[Figure record extracts]
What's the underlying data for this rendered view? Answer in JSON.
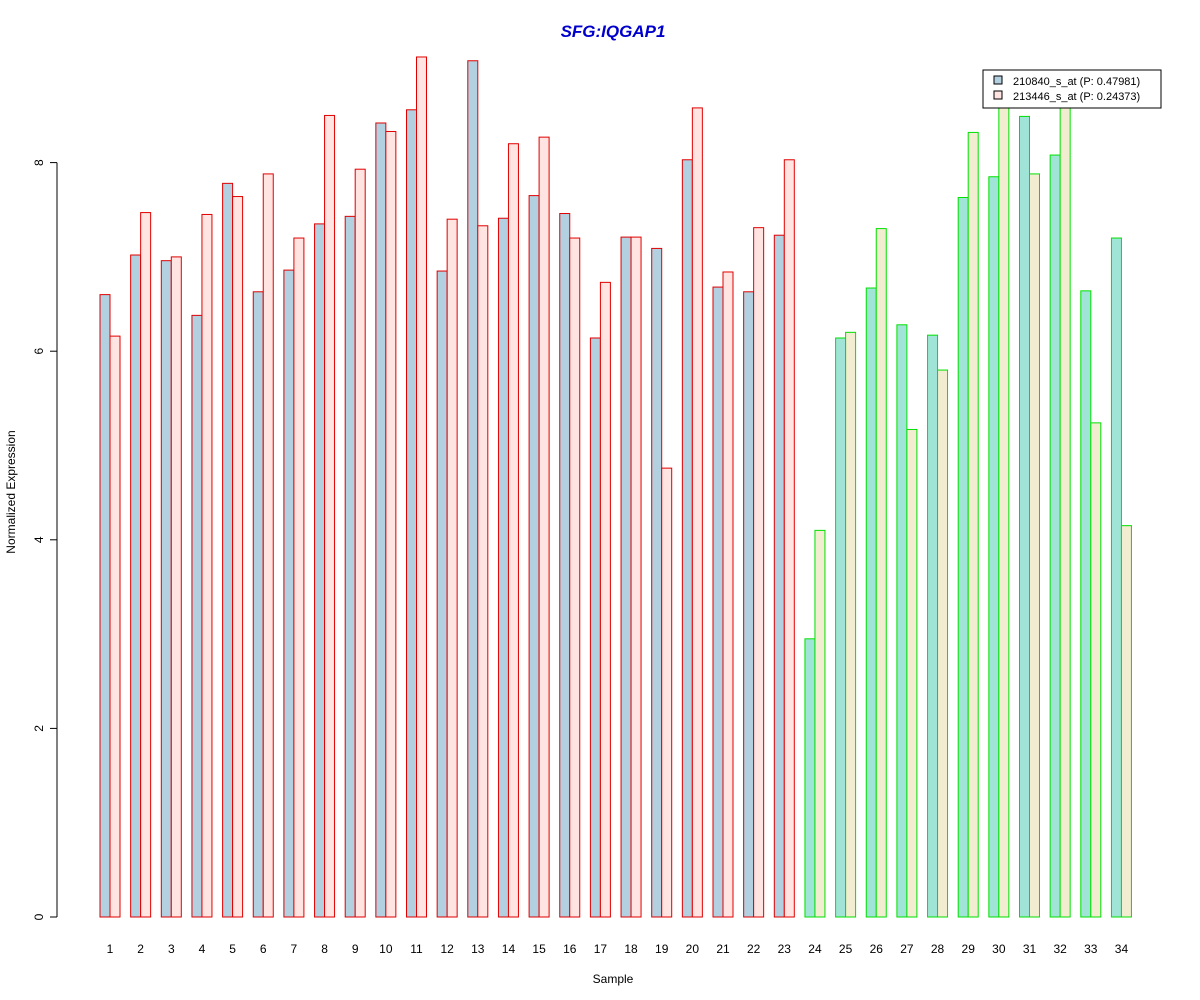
{
  "chart_data": {
    "type": "bar",
    "title": "SFG:IQGAP1",
    "xlabel": "Sample",
    "ylabel": "Normalized Expression",
    "ylim": [
      0,
      9.1
    ],
    "yticks": [
      0,
      2,
      4,
      6,
      8
    ],
    "categories": [
      "1",
      "2",
      "3",
      "4",
      "5",
      "6",
      "7",
      "8",
      "9",
      "10",
      "11",
      "12",
      "13",
      "14",
      "15",
      "16",
      "17",
      "18",
      "19",
      "20",
      "21",
      "22",
      "23",
      "24",
      "25",
      "26",
      "27",
      "28",
      "29",
      "30",
      "31",
      "32",
      "33",
      "34"
    ],
    "series": [
      {
        "name": "210840_s_at (P: 0.47981)",
        "values": [
          6.6,
          7.02,
          6.96,
          6.38,
          7.78,
          6.63,
          6.86,
          7.35,
          7.43,
          8.42,
          8.56,
          6.85,
          9.08,
          7.41,
          7.65,
          7.46,
          6.14,
          7.21,
          7.09,
          8.03,
          6.68,
          6.63,
          7.23,
          2.95,
          6.14,
          6.67,
          6.28,
          6.17,
          7.63,
          7.85,
          8.49,
          8.08,
          6.64,
          7.2
        ]
      },
      {
        "name": "213446_s_at (P: 0.24373)",
        "values": [
          6.16,
          7.47,
          7.0,
          7.45,
          7.64,
          7.88,
          7.2,
          8.5,
          7.93,
          8.33,
          9.12,
          7.4,
          7.33,
          8.2,
          8.27,
          7.2,
          6.73,
          7.21,
          4.76,
          8.58,
          6.84,
          7.31,
          8.03,
          4.1,
          6.2,
          7.3,
          5.17,
          5.8,
          8.32,
          8.75,
          7.88,
          8.75,
          5.24,
          4.15
        ]
      }
    ],
    "groups": [
      {
        "from": 1,
        "to": 23,
        "border_color": "#e00000",
        "fills": [
          "#b2d0e0",
          "#ffe4e1"
        ]
      },
      {
        "from": 24,
        "to": 34,
        "border_color": "#00e000",
        "fills": [
          "#a0e4d8",
          "#f2ecd0"
        ]
      }
    ],
    "title_color": "#0000cc",
    "legend": {
      "position": "top-right",
      "entries": [
        {
          "label": "210840_s_at (P: 0.47981)",
          "fill": "#b2d0e0"
        },
        {
          "label": "213446_s_at (P: 0.24373)",
          "fill": "#ffe4e1"
        }
      ]
    },
    "grid": false
  }
}
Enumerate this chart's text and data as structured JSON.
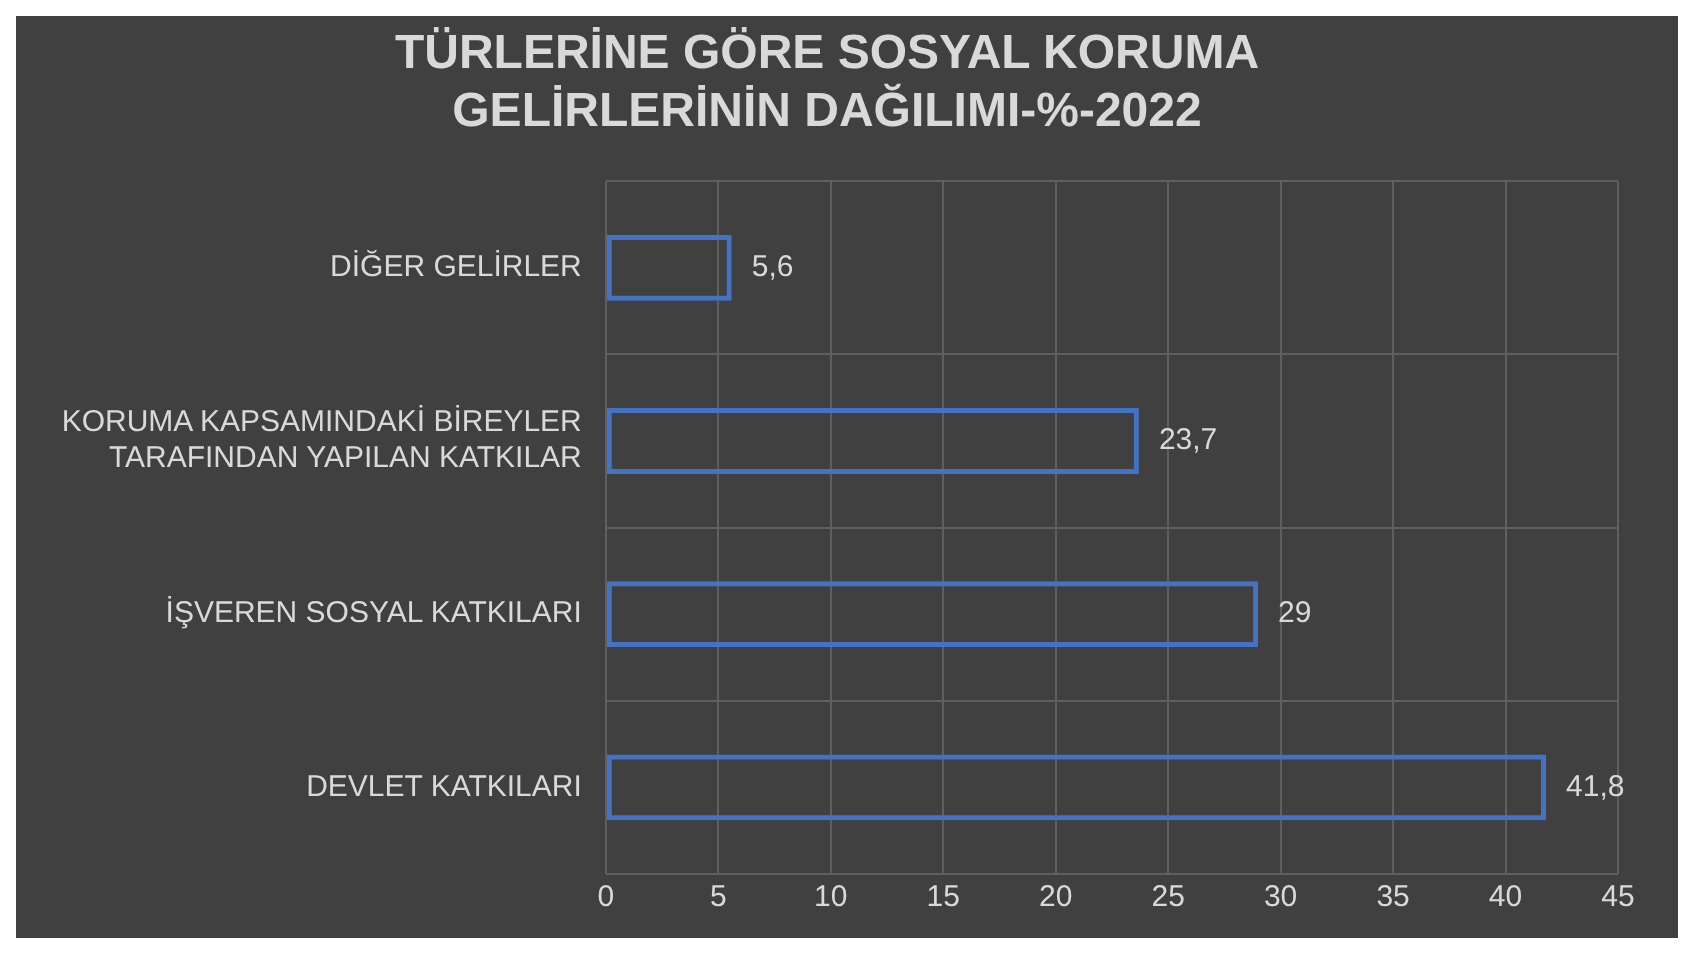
{
  "chart_data": {
    "type": "bar",
    "orientation": "horizontal",
    "title": "TÜRLERİNE GÖRE SOSYAL KORUMA GELİRLERİNİN DAĞILIMI-%-2022",
    "categories": [
      "DİĞER GELİRLER",
      "KORUMA KAPSAMINDAKİ BİREYLER TARAFINDAN YAPILAN KATKILAR",
      "İŞVEREN SOSYAL KATKILARI",
      "DEVLET KATKILARI"
    ],
    "values": [
      5.6,
      23.7,
      29,
      41.8
    ],
    "value_labels": [
      "5,6",
      "23,7",
      "29",
      "41,8"
    ],
    "color": "#4472c4",
    "xlim": [
      0,
      45
    ],
    "xticks": [
      0,
      5,
      10,
      15,
      20,
      25,
      30,
      35,
      40,
      45
    ],
    "grid": true
  }
}
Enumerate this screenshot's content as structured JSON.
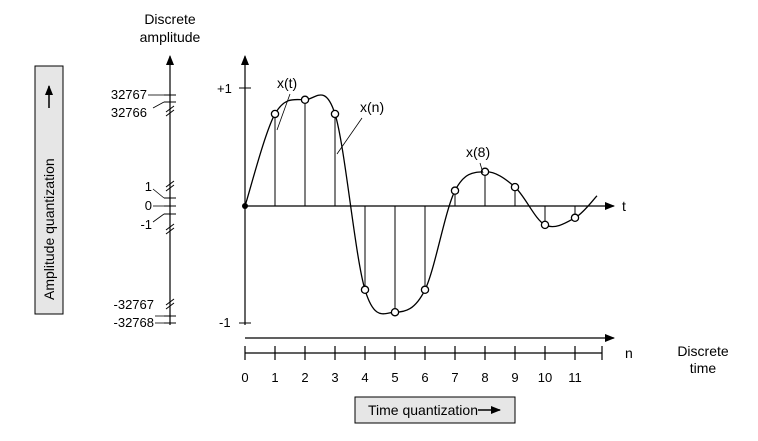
{
  "labels": {
    "discrete_amplitude_1": "Discrete",
    "discrete_amplitude_2": "amplitude",
    "amplitude_quantization": "Amplitude quantization",
    "quant_levels": {
      "l32767": "32767",
      "l32766": "32766",
      "l1": "1",
      "l0": "0",
      "lm1": "-1",
      "lm32767": "-32767",
      "lm32768": "-32768"
    },
    "plus_one": "+1",
    "minus_one": "-1",
    "t_axis": "t",
    "n_axis": "n",
    "x_t": "x(t)",
    "x_n": "x(n)",
    "x_8": "x(8)",
    "discrete_time_1": "Discrete",
    "discrete_time_2": "time",
    "time_quantization": "Time quantization"
  },
  "time_ticks": [
    "0",
    "1",
    "2",
    "3",
    "4",
    "5",
    "6",
    "7",
    "8",
    "9",
    "10",
    "11"
  ],
  "samples": [
    {
      "n": 0,
      "x": 0.0
    },
    {
      "n": 1,
      "x": 0.78
    },
    {
      "n": 2,
      "x": 0.9
    },
    {
      "n": 3,
      "x": 0.78
    },
    {
      "n": 4,
      "x": -0.71
    },
    {
      "n": 5,
      "x": -0.9
    },
    {
      "n": 6,
      "x": -0.71
    },
    {
      "n": 7,
      "x": 0.13
    },
    {
      "n": 8,
      "x": 0.29
    },
    {
      "n": 9,
      "x": 0.16
    },
    {
      "n": 10,
      "x": -0.16
    },
    {
      "n": 11,
      "x": -0.1
    }
  ],
  "colors": {
    "ink": "#000000",
    "label_box_fill": "#e6e6e6"
  }
}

## EXERCISE DESCRIPTION
Extract every line of the records above that contains the word "this".

## OUTPUT BELOW
What's the underlying data for this rendered view? Answer in JSON.
Enumerate this chart's text and data as structured JSON.
Enumerate this screenshot's content as structured JSON.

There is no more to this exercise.